__Problem description__.
Gather up every line from the entries below that uses the word "lock".

__Given information__.
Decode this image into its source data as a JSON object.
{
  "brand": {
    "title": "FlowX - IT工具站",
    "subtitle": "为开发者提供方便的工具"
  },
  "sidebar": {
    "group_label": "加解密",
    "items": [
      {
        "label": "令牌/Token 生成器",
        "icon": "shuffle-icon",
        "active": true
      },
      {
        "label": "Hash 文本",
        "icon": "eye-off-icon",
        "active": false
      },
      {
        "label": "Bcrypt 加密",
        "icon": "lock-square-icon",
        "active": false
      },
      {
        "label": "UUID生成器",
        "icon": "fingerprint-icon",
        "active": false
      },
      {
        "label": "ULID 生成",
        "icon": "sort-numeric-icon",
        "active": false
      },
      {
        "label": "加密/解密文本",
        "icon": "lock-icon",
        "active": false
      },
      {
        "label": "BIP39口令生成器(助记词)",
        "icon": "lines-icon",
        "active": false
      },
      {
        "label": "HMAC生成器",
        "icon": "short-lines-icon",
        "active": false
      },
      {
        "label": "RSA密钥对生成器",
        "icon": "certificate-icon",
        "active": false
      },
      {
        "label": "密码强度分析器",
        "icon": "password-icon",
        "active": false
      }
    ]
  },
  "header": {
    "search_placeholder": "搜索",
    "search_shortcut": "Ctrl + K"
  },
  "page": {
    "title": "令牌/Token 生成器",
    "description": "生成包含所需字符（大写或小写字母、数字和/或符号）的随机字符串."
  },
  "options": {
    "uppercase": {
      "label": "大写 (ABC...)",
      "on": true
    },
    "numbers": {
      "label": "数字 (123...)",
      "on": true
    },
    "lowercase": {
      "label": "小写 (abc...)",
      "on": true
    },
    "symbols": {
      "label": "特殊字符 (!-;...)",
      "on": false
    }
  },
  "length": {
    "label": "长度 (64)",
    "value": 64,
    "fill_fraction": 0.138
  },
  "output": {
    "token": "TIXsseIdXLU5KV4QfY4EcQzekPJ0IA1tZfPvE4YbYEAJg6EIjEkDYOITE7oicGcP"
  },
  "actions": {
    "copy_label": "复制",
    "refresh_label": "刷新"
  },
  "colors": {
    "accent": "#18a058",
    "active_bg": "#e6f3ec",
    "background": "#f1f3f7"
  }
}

...

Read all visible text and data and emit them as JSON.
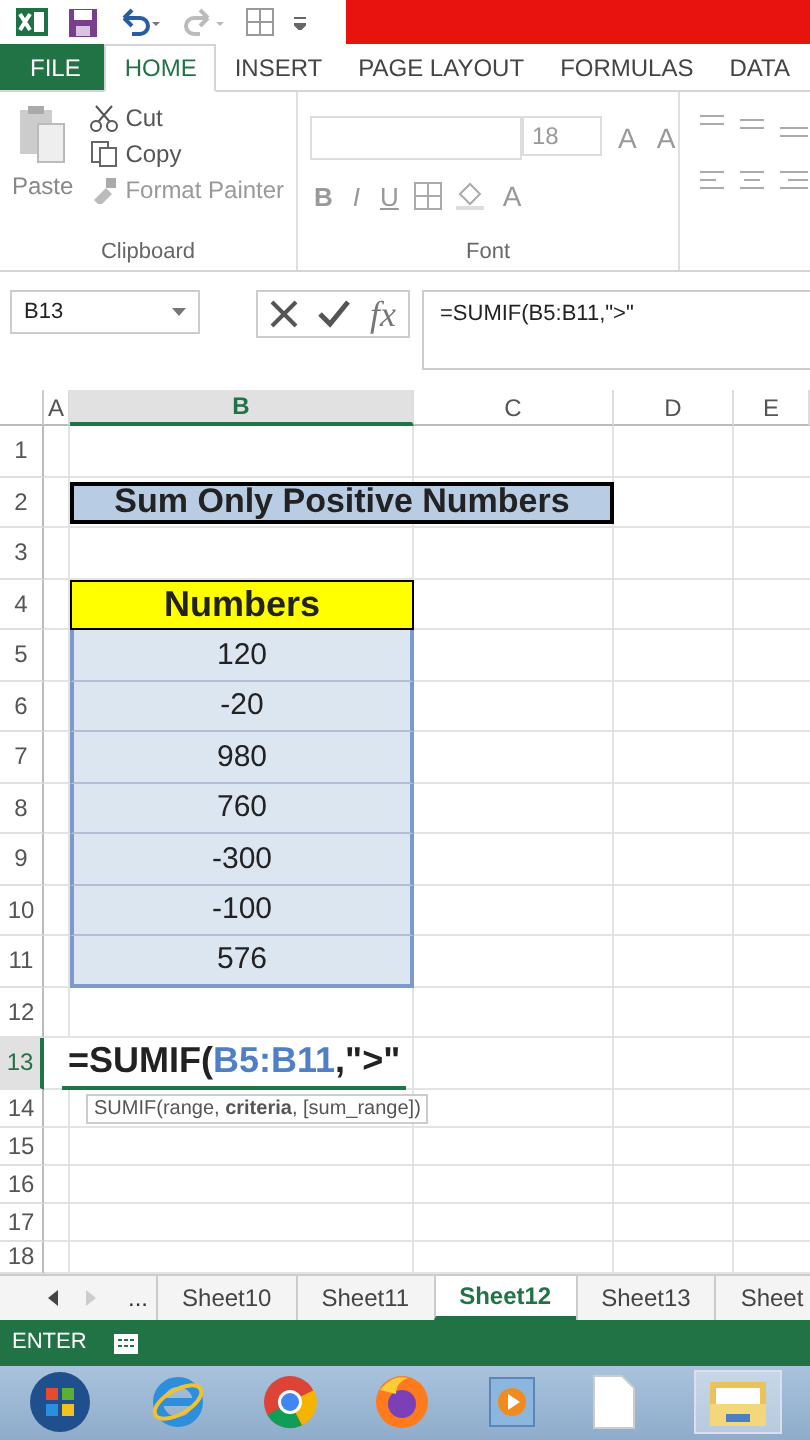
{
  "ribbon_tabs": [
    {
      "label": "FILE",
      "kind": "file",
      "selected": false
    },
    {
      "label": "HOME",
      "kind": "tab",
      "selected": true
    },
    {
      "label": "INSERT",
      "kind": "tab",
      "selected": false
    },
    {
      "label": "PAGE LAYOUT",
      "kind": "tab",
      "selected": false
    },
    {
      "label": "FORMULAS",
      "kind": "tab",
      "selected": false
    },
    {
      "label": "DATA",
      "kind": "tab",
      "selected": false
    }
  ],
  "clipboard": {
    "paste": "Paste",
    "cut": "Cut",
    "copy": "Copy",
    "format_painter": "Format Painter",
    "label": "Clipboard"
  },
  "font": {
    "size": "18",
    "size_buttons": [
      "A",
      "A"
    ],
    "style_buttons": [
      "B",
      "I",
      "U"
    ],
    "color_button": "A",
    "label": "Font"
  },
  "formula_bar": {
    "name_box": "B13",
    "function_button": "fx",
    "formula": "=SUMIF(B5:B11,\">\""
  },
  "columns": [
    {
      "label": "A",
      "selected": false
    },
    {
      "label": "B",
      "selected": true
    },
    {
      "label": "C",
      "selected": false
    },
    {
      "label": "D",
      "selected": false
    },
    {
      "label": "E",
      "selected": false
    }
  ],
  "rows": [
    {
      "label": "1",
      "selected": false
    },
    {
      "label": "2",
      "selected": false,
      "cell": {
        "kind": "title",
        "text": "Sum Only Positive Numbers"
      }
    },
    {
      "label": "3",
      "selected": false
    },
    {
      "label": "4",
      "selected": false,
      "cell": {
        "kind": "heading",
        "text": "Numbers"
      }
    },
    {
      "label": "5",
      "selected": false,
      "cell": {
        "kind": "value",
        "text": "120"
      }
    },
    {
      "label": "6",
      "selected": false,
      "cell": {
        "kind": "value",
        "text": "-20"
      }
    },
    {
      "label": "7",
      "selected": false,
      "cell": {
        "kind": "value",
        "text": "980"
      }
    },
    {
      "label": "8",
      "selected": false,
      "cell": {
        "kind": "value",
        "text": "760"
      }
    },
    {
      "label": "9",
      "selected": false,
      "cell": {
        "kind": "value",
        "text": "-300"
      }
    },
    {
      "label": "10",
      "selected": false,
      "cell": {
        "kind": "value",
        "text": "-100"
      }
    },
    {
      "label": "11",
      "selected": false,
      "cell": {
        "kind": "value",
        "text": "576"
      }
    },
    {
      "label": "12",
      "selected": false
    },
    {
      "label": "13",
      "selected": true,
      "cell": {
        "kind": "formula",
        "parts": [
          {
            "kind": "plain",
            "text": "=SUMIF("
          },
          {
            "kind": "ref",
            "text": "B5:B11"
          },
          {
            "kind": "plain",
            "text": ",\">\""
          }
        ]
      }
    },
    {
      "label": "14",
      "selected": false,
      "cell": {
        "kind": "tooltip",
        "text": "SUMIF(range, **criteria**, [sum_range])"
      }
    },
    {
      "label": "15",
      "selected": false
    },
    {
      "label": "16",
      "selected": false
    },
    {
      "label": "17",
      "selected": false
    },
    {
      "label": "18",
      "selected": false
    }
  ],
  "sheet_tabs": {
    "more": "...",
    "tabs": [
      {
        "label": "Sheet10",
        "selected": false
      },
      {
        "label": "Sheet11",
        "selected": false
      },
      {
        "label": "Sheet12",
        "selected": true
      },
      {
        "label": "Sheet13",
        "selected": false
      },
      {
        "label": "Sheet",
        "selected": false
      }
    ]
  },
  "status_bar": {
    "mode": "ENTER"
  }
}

__Written response__.
        "icon": "lock-square-icon",
        "icon": "lock-icon",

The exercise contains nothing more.